## Given task
Repeat every entry word for word, skipping the pictures.

## Supplied information
(begin)
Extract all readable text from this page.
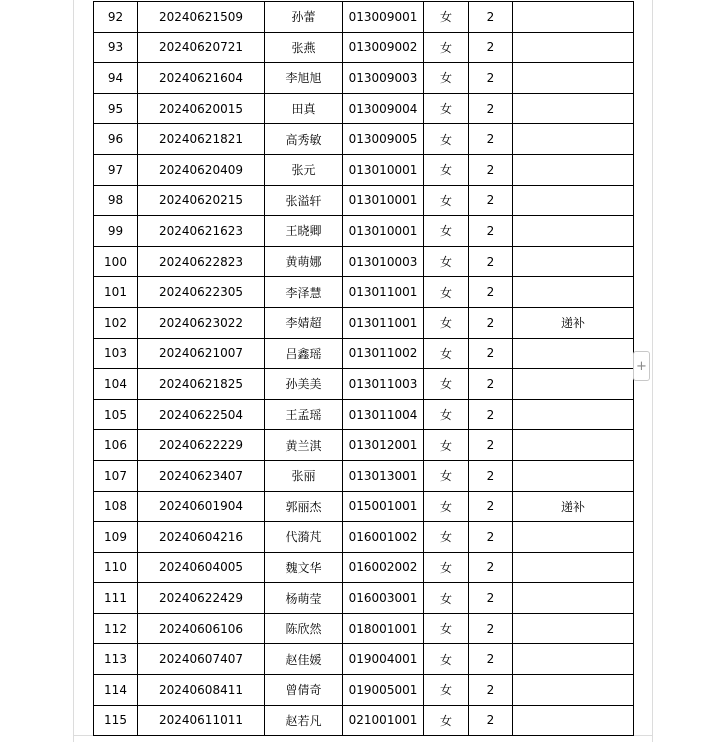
92	20240621509	孙蕾	013009001	女	2	
93	20240620721	张燕	013009002	女	2	
94	20240621604	李旭旭	013009003	女	2	
95	20240620015	田真	013009004	女	2	
96	20240621821	高秀敏	013009005	女	2	
97	20240620409	张元	013010001	女	2	
98	20240620215	张溢轩	013010001	女	2	
99	20240621623	王晓卿	013010001	女	2	
100	20240622823	黄萌娜	013010003	女	2	
101	20240622305	李泽慧	013011001	女	2	
102	20240623022	李婧超	013011001	女	2	递补
103	20240621007	吕鑫瑶	013011002	女	2	
104	20240621825	孙美美	013011003	女	2	
105	20240622504	王孟瑶	013011004	女	2	
106	20240622229	黄兰淇	013012001	女	2	
107	20240623407	张丽	013013001	女	2	
108	20240601904	郭丽杰	015001001	女	2	递补
109	20240604216	代漪芃	016001002	女	2	
110	20240604005	魏文华	016002002	女	2	
111	20240622429	杨萌莹	016003001	女	2	
112	20240606106	陈欣然	018001001	女	2	
113	20240607407	赵佳媛	019004001	女	2	
114	20240608411	曾倩奇	019005001	女	2	
115	20240611011	赵若凡	021001001	女	2	
+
(end)
## Answer in full
Extract all readable text from this page.
92	20240621509	孙蕾	013009001	女	2	
93	20240620721	张燕	013009002	女	2	
94	20240621604	李旭旭	013009003	女	2	
95	20240620015	田真	013009004	女	2	
96	20240621821	高秀敏	013009005	女	2	
97	20240620409	张元	013010001	女	2	
98	20240620215	张溢轩	013010001	女	2	
99	20240621623	王晓卿	013010001	女	2	
100	20240622823	黄萌娜	013010003	女	2	
101	20240622305	李泽慧	013011001	女	2	
102	20240623022	李婧超	013011001	女	2	递补
103	20240621007	吕鑫瑶	013011002	女	2	
104	20240621825	孙美美	013011003	女	2	
105	20240622504	王孟瑶	013011004	女	2	
106	20240622229	黄兰淇	013012001	女	2	
107	20240623407	张丽	013013001	女	2	
108	20240601904	郭丽杰	015001001	女	2	递补
109	20240604216	代漪芃	016001002	女	2	
110	20240604005	魏文华	016002002	女	2	
111	20240622429	杨萌莹	016003001	女	2	
112	20240606106	陈欣然	018001001	女	2	
113	20240607407	赵佳媛	019004001	女	2	
114	20240608411	曾倩奇	019005001	女	2	
115	20240611011	赵若凡	021001001	女	2	
+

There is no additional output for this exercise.